» **Records that describe figures**:
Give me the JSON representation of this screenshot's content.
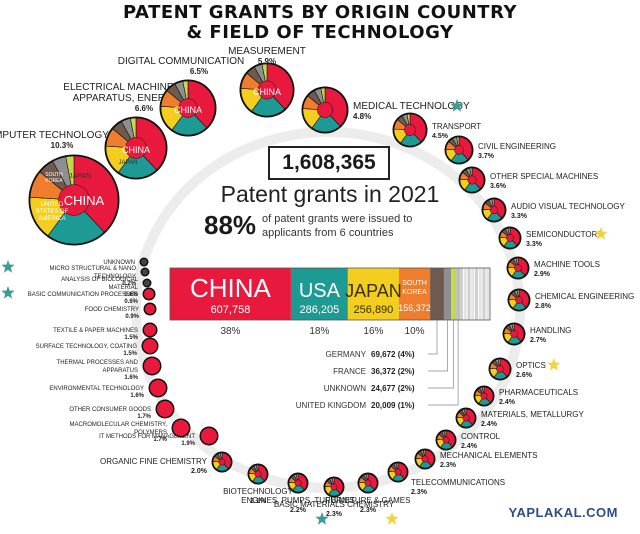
{
  "title_line1": "PATENT GRANTS BY ORIGIN COUNTRY",
  "title_line2": "& FIELD OF TECHNOLOGY",
  "total": "1,608,365",
  "subtitle": "Patent grants in 2021",
  "pct_big": "88%",
  "pct_text": "of patent grants were issued to applicants from 6 countries",
  "footer": "YAPLAKAL.COM",
  "colors": {
    "china": "#e8193c",
    "usa": "#1c9a93",
    "japan": "#f3ce1e",
    "south_korea": "#f07d2e",
    "germany": "#6f5a4d",
    "france": "#8f8f8f",
    "unknown": "#c3d84b",
    "uk": "#bdbdbd",
    "star": "#3d9c93",
    "gold_star": "#f3d33f"
  },
  "chart_data": {
    "type": "bar",
    "title": "Patent grants in 2021",
    "bar": {
      "segments": [
        {
          "label": "CHINA",
          "value": 607758,
          "value_label": "607,758",
          "pct_label": "38%",
          "color": "#e8193c"
        },
        {
          "label": "USA",
          "value": 286205,
          "value_label": "286,205",
          "pct_label": "18%",
          "color": "#1c9a93"
        },
        {
          "label": "JAPAN",
          "value": 256890,
          "value_label": "256,890",
          "pct_label": "16%",
          "color": "#f3ce1e"
        },
        {
          "label": "SOUTH KOREA",
          "value": 156372,
          "value_label": "156,372",
          "pct_label": "10%",
          "color": "#f07d2e"
        },
        {
          "label": "GERMANY",
          "value": 69672,
          "value_label": "69,672 (4%)",
          "color": "#6f5a4d"
        },
        {
          "label": "FRANCE",
          "value": 36372,
          "value_label": "36,372 (2%)",
          "color": "#8f8f8f"
        },
        {
          "label": "UNKNOWN",
          "value": 24677,
          "value_label": "24,677 (2%)",
          "color": "#c3d84b"
        },
        {
          "label": "UNITED KINGDOM",
          "value": 20009,
          "value_label": "20,009 (1%)",
          "color": "#bdbdbd"
        }
      ],
      "others_value": 150410
    },
    "fields": [
      {
        "name": "COMPUTER TECHNOLOGY",
        "pct": 10.3,
        "pct_label": "10.3%",
        "inner_labels": [
          "CHINA",
          "UNITED STATES OF AMERICA",
          "JAPAN",
          "SOUTH KOREA"
        ]
      },
      {
        "name": "ELECTRICAL MACHINERY, APPARATUS, ENERGY",
        "pct": 6.6,
        "pct_label": "6.6%",
        "inner_labels": [
          "CHINA",
          "JAPAN"
        ]
      },
      {
        "name": "DIGITAL COMMUNICATION",
        "pct": 6.5,
        "pct_label": "6.5%",
        "inner_labels": [
          "CHINA"
        ]
      },
      {
        "name": "MEASUREMENT",
        "pct": 5.9,
        "pct_label": "5.9%",
        "inner_labels": [
          "CHINA"
        ]
      },
      {
        "name": "MEDICAL TECHNOLOGY",
        "pct": 4.8,
        "pct_label": "4.8%",
        "star": "teal"
      },
      {
        "name": "TRANSPORT",
        "pct": 4.5,
        "pct_label": "4.5%"
      },
      {
        "name": "CIVIL ENGINEERING",
        "pct": 3.7,
        "pct_label": "3.7%"
      },
      {
        "name": "OTHER SPECIAL MACHINES",
        "pct": 3.6,
        "pct_label": "3.6%"
      },
      {
        "name": "AUDIO VISUAL TECHNOLOGY",
        "pct": 3.3,
        "pct_label": "3.3%"
      },
      {
        "name": "SEMICONDUCTORS",
        "pct": 3.3,
        "pct_label": "3.3%",
        "star": "gold"
      },
      {
        "name": "MACHINE TOOLS",
        "pct": 2.9,
        "pct_label": "2.9%"
      },
      {
        "name": "CHEMICAL ENGINEERING",
        "pct": 2.8,
        "pct_label": "2.8%"
      },
      {
        "name": "HANDLING",
        "pct": 2.7,
        "pct_label": "2.7%"
      },
      {
        "name": "OPTICS",
        "pct": 2.6,
        "pct_label": "2.6%",
        "star": "gold"
      },
      {
        "name": "PHARMACEUTICALS",
        "pct": 2.4,
        "pct_label": "2.4%"
      },
      {
        "name": "MATERIALS, METALLURGY",
        "pct": 2.4,
        "pct_label": "2.4%"
      },
      {
        "name": "CONTROL",
        "pct": 2.4,
        "pct_label": "2.4%"
      },
      {
        "name": "MECHANICAL ELEMENTS",
        "pct": 2.3,
        "pct_label": "2.3%"
      },
      {
        "name": "TELECOMMUNICATIONS",
        "pct": 2.3,
        "pct_label": "2.3%"
      },
      {
        "name": "FURNITURE & GAMES",
        "pct": 2.3,
        "pct_label": "2.3%",
        "star": "gold"
      },
      {
        "name": "BASIC MATERIALS CHEMISTRY",
        "pct": 2.3,
        "pct_label": "2.3%"
      },
      {
        "name": "ENGINES, PUMPS, TURBINES",
        "pct": 2.2,
        "pct_label": "2.2%",
        "star": "teal"
      },
      {
        "name": "BIOTECHNOLOGY",
        "pct": 2.1,
        "pct_label": "2.1%"
      },
      {
        "name": "ORGANIC FINE CHEMISTRY",
        "pct": 2.0,
        "pct_label": "2.0%"
      },
      {
        "name": "IT METHODS FOR MANAGEMENT",
        "pct": 1.9,
        "pct_label": "1.9%"
      },
      {
        "name": "MACROMOLECULAR CHEMISTRY, POLYMERS",
        "pct": 1.7,
        "pct_label": "1.7%"
      },
      {
        "name": "OTHER CONSUMER GOODS",
        "pct": 1.7,
        "pct_label": "1.7%"
      },
      {
        "name": "ENVIRONMENTAL TECHNOLOGY",
        "pct": 1.6,
        "pct_label": "1.6%"
      },
      {
        "name": "THERMAL PROCESSES AND APPARATUS",
        "pct": 1.6,
        "pct_label": "1.6%"
      },
      {
        "name": "SURFACE TECHNOLOGY, COATING",
        "pct": 1.5,
        "pct_label": "1.5%"
      },
      {
        "name": "TEXTILE & PAPER MACHINES",
        "pct": 1.5,
        "pct_label": "1.5%"
      },
      {
        "name": "FOOD CHEMISTRY",
        "pct": 0.9,
        "pct_label": "0.9%"
      },
      {
        "name": "BASIC COMMUNICATION PROCESSES",
        "pct": 0.6,
        "pct_label": "0.6%",
        "star": "teal"
      },
      {
        "name": "ANALYSIS OF BIOLOGICAL MATERIAL",
        "pct": 0.6,
        "pct_label": "0.6%"
      },
      {
        "name": "MICRO STRUCTURAL & NANO TECHNOLOGY",
        "pct": 0.2,
        "pct_label": "0.2%",
        "star": "teal"
      },
      {
        "name": "UNKNOWN",
        "pct": null,
        "pct_label": ""
      }
    ]
  }
}
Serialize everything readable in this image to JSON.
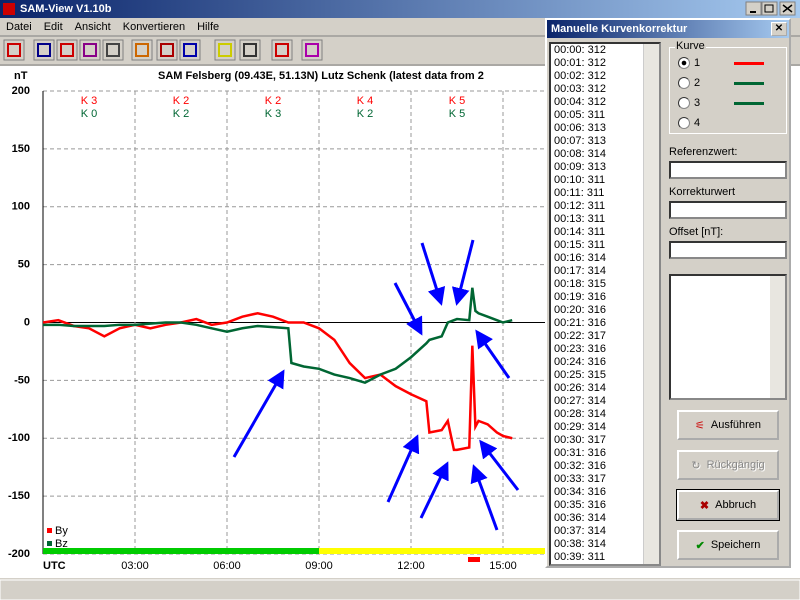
{
  "window": {
    "title": "SAM-View V1.10b"
  },
  "menu": [
    "Datei",
    "Edit",
    "Ansicht",
    "Konvertieren",
    "Hilfe"
  ],
  "chart_data": {
    "type": "line",
    "title": "SAM Felsberg (09.43E, 51.13N) Lutz Schenk (latest data from 2",
    "y_label": "nT",
    "x_label": "UTC",
    "xlim": [
      0,
      24
    ],
    "ylim": [
      -200,
      200
    ],
    "yticks": [
      -200,
      -150,
      -100,
      -50,
      0,
      50,
      100,
      150,
      200
    ],
    "xticks": [
      {
        "value": 3,
        "label": "03:00"
      },
      {
        "value": 6,
        "label": "06:00"
      },
      {
        "value": 9,
        "label": "09:00"
      },
      {
        "value": 12,
        "label": "12:00"
      },
      {
        "value": 15,
        "label": "15:00"
      }
    ],
    "grid": true,
    "k_indices": [
      [
        "K 3",
        "K 0"
      ],
      [
        "K 2",
        "K 2"
      ],
      [
        "K 2",
        "K 3"
      ],
      [
        "K 4",
        "K 2"
      ],
      [
        "K 5",
        "K 5"
      ]
    ],
    "x": [
      0,
      0.5,
      1,
      1.5,
      2,
      2.5,
      3,
      3.5,
      4,
      4.5,
      5,
      5.5,
      6,
      6.5,
      7,
      7.5,
      8,
      8.1,
      8.5,
      9,
      9.5,
      10,
      10.5,
      11,
      11.5,
      12,
      12.5,
      12.6,
      13,
      13.2,
      13.4,
      13.5,
      13.9,
      14,
      14.1,
      14.2,
      14.5,
      14.8,
      15,
      15.3
    ],
    "series": [
      {
        "name": "By",
        "color": "#ff0000",
        "values": [
          0,
          2,
          -3,
          -5,
          -12,
          -5,
          -2,
          -5,
          -2,
          0,
          3,
          -2,
          0,
          5,
          8,
          5,
          0,
          0,
          0,
          -5,
          -15,
          -35,
          -48,
          -45,
          -55,
          -62,
          -68,
          -95,
          -93,
          -85,
          -110,
          -110,
          -108,
          -20,
          -90,
          -85,
          -88,
          -95,
          -98,
          -100
        ]
      },
      {
        "name": "Bz",
        "color": "#006633",
        "values": [
          -2,
          -2,
          -3,
          -3,
          -3,
          -2,
          -2,
          -1,
          0,
          0,
          -2,
          -5,
          -8,
          -5,
          -3,
          -4,
          -5,
          -35,
          -38,
          -40,
          -45,
          -48,
          -52,
          -45,
          -40,
          -30,
          -18,
          -15,
          -12,
          0,
          2,
          3,
          2,
          30,
          10,
          8,
          5,
          2,
          0,
          2
        ]
      }
    ]
  },
  "dialog": {
    "title": "Manuelle Kurvenkorrektur",
    "list": [
      "00:00: 312",
      "00:01: 312",
      "00:02: 312",
      "00:03: 312",
      "00:04: 312",
      "00:05: 311",
      "00:06: 313",
      "00:07: 313",
      "00:08: 314",
      "00:09: 313",
      "00:10: 311",
      "00:11: 311",
      "00:12: 311",
      "00:13: 311",
      "00:14: 311",
      "00:15: 311",
      "00:16: 314",
      "00:17: 314",
      "00:18: 315",
      "00:19: 316",
      "00:20: 316",
      "00:21: 316",
      "00:22: 317",
      "00:23: 316",
      "00:24: 316",
      "00:25: 315",
      "00:26: 314",
      "00:27: 314",
      "00:28: 314",
      "00:29: 314",
      "00:30: 317",
      "00:31: 316",
      "00:32: 316",
      "00:33: 317",
      "00:34: 316",
      "00:35: 316",
      "00:36: 314",
      "00:37: 314",
      "00:38: 314",
      "00:39: 311"
    ],
    "group_label": "Kurve",
    "radios": [
      "1",
      "2",
      "3",
      "4"
    ],
    "fields": [
      "Referenzwert:",
      "Korrekturwert",
      "Offset [nT]:"
    ],
    "buttons": [
      "Ausführen",
      "Rückgängig",
      "Abbruch",
      "Speichern"
    ]
  }
}
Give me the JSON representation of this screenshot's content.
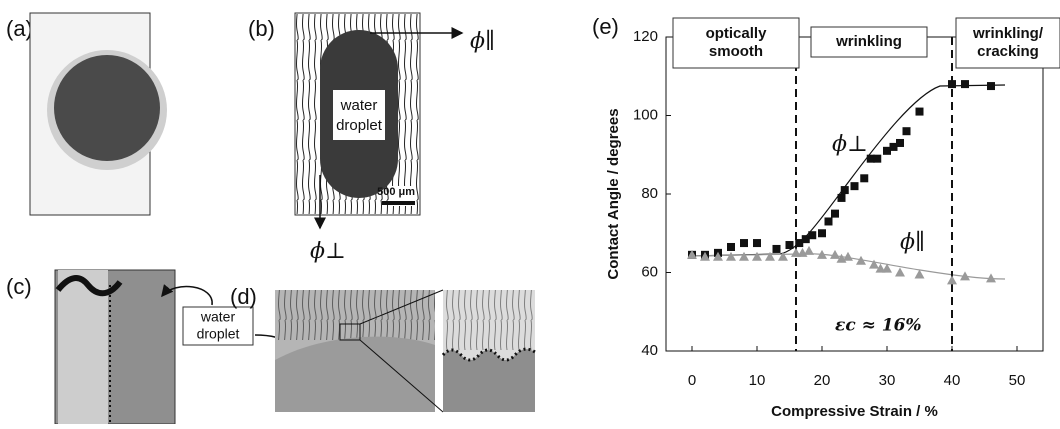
{
  "panel_labels": [
    "(a)",
    "(b)",
    "(c)",
    "(d)"
  ],
  "panel_b": {
    "droplet": [
      "water",
      "droplet"
    ],
    "scale_bar": "500 μm",
    "phi_parallel": "ϕ∥",
    "phi_perp": "ϕ⊥"
  },
  "callout": [
    "water",
    "droplet"
  ],
  "chart_data": {
    "type": "scatter",
    "panel_label": "(e)",
    "x_label": "Compressive Strain / %",
    "y_label": "Contact Angle / degrees",
    "xlim": [
      -4,
      54
    ],
    "xticks": [
      0,
      10,
      20,
      30,
      40,
      50
    ],
    "ylim": [
      40,
      120
    ],
    "yticks": [
      40,
      60,
      80,
      100,
      120
    ],
    "vlines": [
      16,
      40
    ],
    "regions": [
      [
        "optically",
        "smooth"
      ],
      [
        "wrinkling"
      ],
      [
        "wrinkling/",
        "cracking"
      ]
    ],
    "annotation": "εc ≈ 16%",
    "series": [
      {
        "name": "ϕ⊥",
        "color": "#111111",
        "marker": "square",
        "x": [
          0,
          2,
          4,
          6,
          8,
          10,
          13,
          15,
          16.5,
          17.5,
          18.5,
          20,
          21,
          22,
          23,
          23.5,
          25,
          26.5,
          27.5,
          28.5,
          30,
          31,
          32,
          33,
          35,
          40,
          42,
          46
        ],
        "values": [
          64.5,
          64.5,
          65,
          66.5,
          67.5,
          67.5,
          66,
          67,
          67.5,
          68.5,
          69.5,
          70,
          73,
          75,
          79,
          81,
          82,
          84,
          89,
          89,
          91,
          92,
          93,
          96,
          101,
          108,
          108,
          107.5
        ]
      },
      {
        "name": "ϕ∥",
        "color": "#9a9a9a",
        "marker": "triangle",
        "x": [
          0,
          2,
          4,
          6,
          8,
          10,
          12,
          14,
          16,
          17,
          18,
          20,
          22,
          23,
          24,
          26,
          28,
          29,
          30,
          32,
          35,
          40,
          42,
          46
        ],
        "values": [
          64.5,
          64,
          64,
          64,
          64,
          64,
          64,
          64,
          65,
          65,
          65.5,
          64.5,
          64.5,
          63.5,
          64,
          63,
          62,
          61,
          61,
          60,
          59.5,
          58,
          59,
          58.5
        ]
      }
    ]
  }
}
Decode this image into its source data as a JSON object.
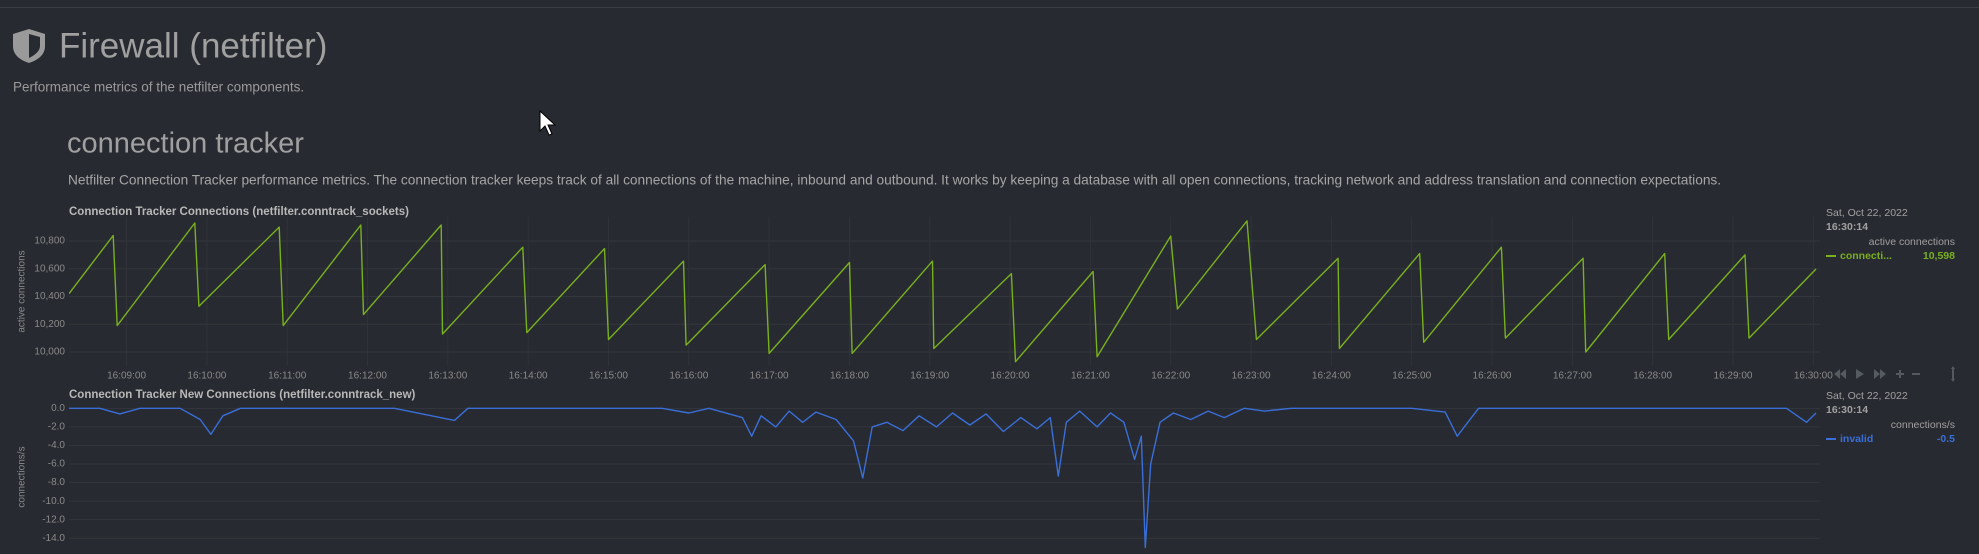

» **Given task**:
Return every line holding the word "APPARATUS" from the records.

» **Answer**:
        "name": "ELECTRICAL MACHINERY, APPARATUS, ENERGY",
        "name": "THERMAL PROCESSES AND APPARATUS",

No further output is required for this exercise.